• **DO THIS**: Would you extract the whole listing below and retype it exactly?

• **LISTED ENTRIES**:

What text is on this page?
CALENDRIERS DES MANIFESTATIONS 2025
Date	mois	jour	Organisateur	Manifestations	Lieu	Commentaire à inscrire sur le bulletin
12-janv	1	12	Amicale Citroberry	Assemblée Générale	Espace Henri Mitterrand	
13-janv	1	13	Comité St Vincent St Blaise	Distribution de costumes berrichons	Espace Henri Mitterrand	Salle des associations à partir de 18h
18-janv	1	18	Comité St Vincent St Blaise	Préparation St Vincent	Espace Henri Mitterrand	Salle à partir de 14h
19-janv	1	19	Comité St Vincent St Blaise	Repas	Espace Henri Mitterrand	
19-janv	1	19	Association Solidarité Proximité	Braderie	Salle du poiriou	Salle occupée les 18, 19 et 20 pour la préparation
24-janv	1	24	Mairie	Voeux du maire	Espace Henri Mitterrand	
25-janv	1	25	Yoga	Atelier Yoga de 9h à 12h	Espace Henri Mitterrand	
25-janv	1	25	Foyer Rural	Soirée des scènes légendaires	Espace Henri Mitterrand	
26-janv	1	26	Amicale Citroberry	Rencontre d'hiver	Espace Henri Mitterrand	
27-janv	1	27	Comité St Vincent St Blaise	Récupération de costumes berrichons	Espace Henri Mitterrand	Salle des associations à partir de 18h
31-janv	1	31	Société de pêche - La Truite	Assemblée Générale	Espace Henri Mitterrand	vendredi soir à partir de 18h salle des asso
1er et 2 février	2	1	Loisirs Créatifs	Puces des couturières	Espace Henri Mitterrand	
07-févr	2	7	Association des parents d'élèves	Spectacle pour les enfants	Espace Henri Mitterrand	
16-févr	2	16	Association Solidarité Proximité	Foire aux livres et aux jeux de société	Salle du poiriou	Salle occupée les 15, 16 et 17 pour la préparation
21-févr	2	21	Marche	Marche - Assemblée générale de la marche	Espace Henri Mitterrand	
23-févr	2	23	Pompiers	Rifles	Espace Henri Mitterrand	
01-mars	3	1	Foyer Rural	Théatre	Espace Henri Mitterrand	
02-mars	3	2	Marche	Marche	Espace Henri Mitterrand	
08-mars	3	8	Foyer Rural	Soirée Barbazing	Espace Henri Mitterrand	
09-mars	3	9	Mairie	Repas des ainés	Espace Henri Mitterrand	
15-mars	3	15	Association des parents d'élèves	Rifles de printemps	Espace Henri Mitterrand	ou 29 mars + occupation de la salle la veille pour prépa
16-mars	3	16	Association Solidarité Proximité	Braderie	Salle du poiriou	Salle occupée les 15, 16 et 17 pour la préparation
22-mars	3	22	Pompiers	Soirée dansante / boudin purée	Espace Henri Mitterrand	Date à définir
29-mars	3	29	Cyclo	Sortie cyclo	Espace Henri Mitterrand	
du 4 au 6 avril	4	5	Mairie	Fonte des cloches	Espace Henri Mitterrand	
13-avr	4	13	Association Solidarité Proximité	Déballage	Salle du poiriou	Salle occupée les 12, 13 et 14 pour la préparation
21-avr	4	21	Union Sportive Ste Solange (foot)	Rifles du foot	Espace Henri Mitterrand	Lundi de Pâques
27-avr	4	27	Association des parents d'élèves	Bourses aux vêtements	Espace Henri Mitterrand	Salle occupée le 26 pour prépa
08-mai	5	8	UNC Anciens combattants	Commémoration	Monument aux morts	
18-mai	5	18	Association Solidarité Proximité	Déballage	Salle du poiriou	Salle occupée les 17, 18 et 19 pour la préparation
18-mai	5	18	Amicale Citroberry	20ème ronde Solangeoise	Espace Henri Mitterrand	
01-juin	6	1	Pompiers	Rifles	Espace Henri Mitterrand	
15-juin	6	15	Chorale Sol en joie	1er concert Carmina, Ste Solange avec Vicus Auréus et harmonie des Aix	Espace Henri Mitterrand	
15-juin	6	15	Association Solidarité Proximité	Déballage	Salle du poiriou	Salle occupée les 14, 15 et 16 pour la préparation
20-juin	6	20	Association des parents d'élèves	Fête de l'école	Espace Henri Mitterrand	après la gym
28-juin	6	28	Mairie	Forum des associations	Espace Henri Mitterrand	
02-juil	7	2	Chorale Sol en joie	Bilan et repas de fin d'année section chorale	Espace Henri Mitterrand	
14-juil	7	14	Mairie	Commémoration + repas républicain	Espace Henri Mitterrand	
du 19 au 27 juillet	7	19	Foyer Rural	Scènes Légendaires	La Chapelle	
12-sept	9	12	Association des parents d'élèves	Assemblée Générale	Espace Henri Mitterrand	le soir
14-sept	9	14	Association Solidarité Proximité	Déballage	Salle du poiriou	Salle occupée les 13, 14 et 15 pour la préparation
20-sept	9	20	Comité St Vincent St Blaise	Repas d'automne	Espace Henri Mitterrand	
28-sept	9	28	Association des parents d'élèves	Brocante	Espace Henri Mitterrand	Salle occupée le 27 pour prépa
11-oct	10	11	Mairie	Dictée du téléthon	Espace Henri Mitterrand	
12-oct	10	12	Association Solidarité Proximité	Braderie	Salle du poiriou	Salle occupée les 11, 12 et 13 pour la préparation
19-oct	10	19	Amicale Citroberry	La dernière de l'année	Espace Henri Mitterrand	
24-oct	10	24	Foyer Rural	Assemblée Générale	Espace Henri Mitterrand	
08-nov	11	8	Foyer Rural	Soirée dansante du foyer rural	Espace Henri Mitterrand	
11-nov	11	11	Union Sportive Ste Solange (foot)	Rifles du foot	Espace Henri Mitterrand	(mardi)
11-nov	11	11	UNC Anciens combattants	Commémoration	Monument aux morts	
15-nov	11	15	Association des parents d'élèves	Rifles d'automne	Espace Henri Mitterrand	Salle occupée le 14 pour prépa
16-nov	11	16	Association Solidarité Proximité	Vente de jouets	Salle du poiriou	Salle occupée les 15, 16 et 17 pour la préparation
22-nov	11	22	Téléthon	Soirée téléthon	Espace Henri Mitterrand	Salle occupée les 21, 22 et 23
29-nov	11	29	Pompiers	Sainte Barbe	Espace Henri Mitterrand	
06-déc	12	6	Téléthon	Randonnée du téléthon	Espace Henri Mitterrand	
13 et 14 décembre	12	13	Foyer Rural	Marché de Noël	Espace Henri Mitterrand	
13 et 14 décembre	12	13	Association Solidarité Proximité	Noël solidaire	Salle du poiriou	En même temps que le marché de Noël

• **TASK RESPONSE**:
What text is on this page?
CALENDRIERS DES MANIFESTATIONS 2025
Date	mois	jour	Organisateur	Manifestations	Lieu	Commentaire à inscrire sur le bulletin
12-janv	1	12	Amicale Citroberry	Assemblée Générale	Espace Henri Mitterrand	
13-janv	1	13	Comité St Vincent St Blaise	Distribution de costumes berrichons	Espace Henri Mitterrand	Salle des associations à partir de 18h
18-janv	1	18	Comité St Vincent St Blaise	Préparation St Vincent	Espace Henri Mitterrand	Salle à partir de 14h
19-janv	1	19	Comité St Vincent St Blaise	Repas	Espace Henri Mitterrand	
19-janv	1	19	Association Solidarité Proximité	Braderie	Salle du poiriou	Salle occupée les 18, 19 et 20 pour la préparation
24-janv	1	24	Mairie	Voeux du maire	Espace Henri Mitterrand	
25-janv	1	25	Yoga	Atelier Yoga de 9h à 12h	Espace Henri Mitterrand	
25-janv	1	25	Foyer Rural	Soirée des scènes légendaires	Espace Henri Mitterrand	
26-janv	1	26	Amicale Citroberry	Rencontre d'hiver	Espace Henri Mitterrand	
27-janv	1	27	Comité St Vincent St Blaise	Récupération de costumes berrichons	Espace Henri Mitterrand	Salle des associations à partir de 18h
31-janv	1	31	Société de pêche - La Truite	Assemblée Générale	Espace Henri Mitterrand	vendredi soir à partir de 18h salle des asso
1er et 2 février	2	1	Loisirs Créatifs	Puces des couturières	Espace Henri Mitterrand	
07-févr	2	7	Association des parents d'élèves	Spectacle pour les enfants	Espace Henri Mitterrand	
16-févr	2	16	Association Solidarité Proximité	Foire aux livres et aux jeux de société	Salle du poiriou	Salle occupée les 15, 16 et 17 pour la préparation
21-févr	2	21	Marche	Marche - Assemblée générale de la marche	Espace Henri Mitterrand	
23-févr	2	23	Pompiers	Rifles	Espace Henri Mitterrand	
01-mars	3	1	Foyer Rural	Théatre	Espace Henri Mitterrand	
02-mars	3	2	Marche	Marche	Espace Henri Mitterrand	
08-mars	3	8	Foyer Rural	Soirée Barbazing	Espace Henri Mitterrand	
09-mars	3	9	Mairie	Repas des ainés	Espace Henri Mitterrand	
15-mars	3	15	Association des parents d'élèves	Rifles de printemps	Espace Henri Mitterrand	ou 29 mars + occupation de la salle la veille pour prépa
16-mars	3	16	Association Solidarité Proximité	Braderie	Salle du poiriou	Salle occupée les 15, 16 et 17 pour la préparation
22-mars	3	22	Pompiers	Soirée dansante / boudin purée	Espace Henri Mitterrand	Date à définir
29-mars	3	29	Cyclo	Sortie cyclo	Espace Henri Mitterrand	
du 4 au 6 avril	4	5	Mairie	Fonte des cloches	Espace Henri Mitterrand	
13-avr	4	13	Association Solidarité Proximité	Déballage	Salle du poiriou	Salle occupée les 12, 13 et 14 pour la préparation
21-avr	4	21	Union Sportive Ste Solange (foot)	Rifles du foot	Espace Henri Mitterrand	Lundi de Pâques
27-avr	4	27	Association des parents d'élèves	Bourses aux vêtements	Espace Henri Mitterrand	Salle occupée le 26 pour prépa
08-mai	5	8	UNC Anciens combattants	Commémoration	Monument aux morts	
18-mai	5	18	Association Solidarité Proximité	Déballage	Salle du poiriou	Salle occupée les 17, 18 et 19 pour la préparation
18-mai	5	18	Amicale Citroberry	20ème ronde Solangeoise	Espace Henri Mitterrand	
01-juin	6	1	Pompiers	Rifles	Espace Henri Mitterrand	
15-juin	6	15	Chorale Sol en joie	1er concert Carmina, Ste Solange avec Vicus Auréus et harmonie des Aix	Espace Henri Mitterrand	
15-juin	6	15	Association Solidarité Proximité	Déballage	Salle du poiriou	Salle occupée les 14, 15 et 16 pour la préparation
20-juin	6	20	Association des parents d'élèves	Fête de l'école	Espace Henri Mitterrand	après la gym
28-juin	6	28	Mairie	Forum des associations	Espace Henri Mitterrand	
02-juil	7	2	Chorale Sol en joie	Bilan et repas de fin d'année section chorale	Espace Henri Mitterrand	
14-juil	7	14	Mairie	Commémoration + repas républicain	Espace Henri Mitterrand	
du 19 au 27 juillet	7	19	Foyer Rural	Scènes Légendaires	La Chapelle	
12-sept	9	12	Association des parents d'élèves	Assemblée Générale	Espace Henri Mitterrand	le soir
14-sept	9	14	Association Solidarité Proximité	Déballage	Salle du poiriou	Salle occupée les 13, 14 et 15 pour la préparation
20-sept	9	20	Comité St Vincent St Blaise	Repas d'automne	Espace Henri Mitterrand	
28-sept	9	28	Association des parents d'élèves	Brocante	Espace Henri Mitterrand	Salle occupée le 27 pour prépa
11-oct	10	11	Mairie	Dictée du téléthon	Espace Henri Mitterrand	
12-oct	10	12	Association Solidarité Proximité	Braderie	Salle du poiriou	Salle occupée les 11, 12 et 13 pour la préparation
19-oct	10	19	Amicale Citroberry	La dernière de l'année	Espace Henri Mitterrand	
24-oct	10	24	Foyer Rural	Assemblée Générale	Espace Henri Mitterrand	
08-nov	11	8	Foyer Rural	Soirée dansante du foyer rural	Espace Henri Mitterrand	
11-nov	11	11	Union Sportive Ste Solange (foot)	Rifles du foot	Espace Henri Mitterrand	(mardi)
11-nov	11	11	UNC Anciens combattants	Commémoration	Monument aux morts	
15-nov	11	15	Association des parents d'élèves	Rifles d'automne	Espace Henri Mitterrand	Salle occupée le 14 pour prépa
16-nov	11	16	Association Solidarité Proximité	Vente de jouets	Salle du poiriou	Salle occupée les 15, 16 et 17 pour la préparation
22-nov	11	22	Téléthon	Soirée téléthon	Espace Henri Mitterrand	Salle occupée les 21, 22 et 23
29-nov	11	29	Pompiers	Sainte Barbe	Espace Henri Mitterrand	
06-déc	12	6	Téléthon	Randonnée du téléthon	Espace Henri Mitterrand	
13 et 14 décembre	12	13	Foyer Rural	Marché de Noël	Espace Henri Mitterrand	
13 et 14 décembre	12	13	Association Solidarité Proximité	Noël solidaire	Salle du poiriou	En même temps que le marché de Noël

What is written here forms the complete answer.